------ Fragmento del texto ------
En una consulta de rutinario control Isabel Prieto Nieto, mi enfermera de cabecera me pregunta si voy a escribir tras la jubilación de Lola Valverde Gregorio, su compañera de puericultura, la de niños como dicen aquí, a la que el pueblo de Arroyo adora. No me extraña. Lola encarna la transformación de la antigua medicina agresiva en dulzura.
En casa de mi abuela mi ventana se abría a un gran patio, donde vertían sus luces las consultas de enfermería del Seguro, constantemente abiertas en verano. Escuchaba llorar a los pequeños a los que unía mi propio desconsuelo, quienes nada más franquear la puerta eran recibidos por el practicante que jeringuilla en mano decía enérgico: si vas a llorar te pincho con la aguja gorda y te enseñaba una inyección de caballo. Si hasta entonces los críos no habían llorado convertían su cara en manantial.
La medicina de entonces era así, los despachos médicos tenían su camilla y una vitrina donde sobre batea arriñonada, se exponía el instrumental agresivo: fórceps metálicos, escalpelos, espéculos, sondas, cánulas y depresores metálicos para ver las amígdalas. Si el médico te visitaba en casa solicitaba una cuchara, para meterte el mango hasta provocar arcadas.
La medicina dental no te pedía, como ahora, señalar cuando te hace daño. Tu deber era aguantar. La psiquiatría utilizaba el hoy en desuso electroshock y los paritorios espéculos sin avisar, fríos en su paso hacia el miedo.
Todo eso ha cambiado hoy. Lola, la eficaz enfermera de niños se jubiló, con ella ya se había fugado la agresividad en la medicina. Gracias Lola te saludarán los críos para traerte la vieja cofia, la capa de homenaje y agradecerte lo que has hecho por ellos. Gracias.
------
» **Tareas por realizar**
1/ Según el fragmento del texto, ¿qué pedía el médico cuando visitaba al paciente en casa?
2/ Convierte en una lista breve el párrafo del fragmento del texto que empieza «La medicina de entonces era así» y conserva sus datos principales.
------ Extractos de registros ------
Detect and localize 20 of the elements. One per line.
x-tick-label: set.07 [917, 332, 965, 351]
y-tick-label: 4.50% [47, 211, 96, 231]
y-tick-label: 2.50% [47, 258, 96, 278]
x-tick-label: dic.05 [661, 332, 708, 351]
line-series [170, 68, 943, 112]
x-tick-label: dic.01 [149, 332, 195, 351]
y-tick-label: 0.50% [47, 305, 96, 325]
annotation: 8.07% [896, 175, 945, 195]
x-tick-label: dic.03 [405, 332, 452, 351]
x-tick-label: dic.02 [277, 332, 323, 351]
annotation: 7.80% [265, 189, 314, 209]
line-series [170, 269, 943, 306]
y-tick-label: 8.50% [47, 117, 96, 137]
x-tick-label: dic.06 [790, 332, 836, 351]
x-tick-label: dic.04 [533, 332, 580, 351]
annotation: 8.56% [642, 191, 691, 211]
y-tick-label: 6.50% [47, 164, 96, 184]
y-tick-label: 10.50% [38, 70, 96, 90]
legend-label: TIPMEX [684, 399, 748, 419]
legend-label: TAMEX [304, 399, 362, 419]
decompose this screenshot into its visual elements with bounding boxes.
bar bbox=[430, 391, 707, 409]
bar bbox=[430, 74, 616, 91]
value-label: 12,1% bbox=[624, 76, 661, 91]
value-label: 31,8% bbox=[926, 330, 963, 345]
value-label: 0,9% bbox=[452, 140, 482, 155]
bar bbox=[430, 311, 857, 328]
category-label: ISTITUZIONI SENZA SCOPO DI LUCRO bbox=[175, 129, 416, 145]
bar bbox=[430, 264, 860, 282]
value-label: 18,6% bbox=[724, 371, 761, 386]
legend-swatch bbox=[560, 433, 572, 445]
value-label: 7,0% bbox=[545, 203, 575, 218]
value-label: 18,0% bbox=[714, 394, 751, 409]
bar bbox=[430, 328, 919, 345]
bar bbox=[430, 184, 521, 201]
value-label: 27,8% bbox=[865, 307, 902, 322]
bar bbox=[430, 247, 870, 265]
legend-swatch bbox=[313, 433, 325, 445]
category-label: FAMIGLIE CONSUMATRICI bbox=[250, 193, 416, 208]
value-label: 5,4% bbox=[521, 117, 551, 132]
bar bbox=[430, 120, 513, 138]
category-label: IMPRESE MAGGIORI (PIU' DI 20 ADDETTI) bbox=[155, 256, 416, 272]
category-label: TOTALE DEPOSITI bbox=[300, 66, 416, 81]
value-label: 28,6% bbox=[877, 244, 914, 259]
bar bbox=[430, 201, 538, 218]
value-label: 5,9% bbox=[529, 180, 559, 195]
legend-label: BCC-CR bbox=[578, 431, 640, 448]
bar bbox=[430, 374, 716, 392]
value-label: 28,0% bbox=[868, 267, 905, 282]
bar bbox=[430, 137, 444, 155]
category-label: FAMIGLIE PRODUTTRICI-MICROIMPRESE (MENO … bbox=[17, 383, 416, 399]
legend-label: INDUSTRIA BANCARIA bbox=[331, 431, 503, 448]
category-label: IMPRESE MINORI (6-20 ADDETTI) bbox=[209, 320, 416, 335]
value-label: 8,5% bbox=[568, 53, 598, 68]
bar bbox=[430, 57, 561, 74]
------
» **Respuestas por tarea**
1/ Una cuchara, para meterle el mango hasta provocar arcadas.

2/
- Los despachos médicos tenían una camilla y una vitrina donde se exponía el instrumental agresivo sobre una batea arriñonada.
- Ese instrumental incluía fórceps metálicos, escalpelos, espéculos, sondas, cánulas y depresores metálicos para ver las amígdalas.
- En las visitas a domicilio, el médico pedía una cuchara y metía el mango hasta provocar arcadas.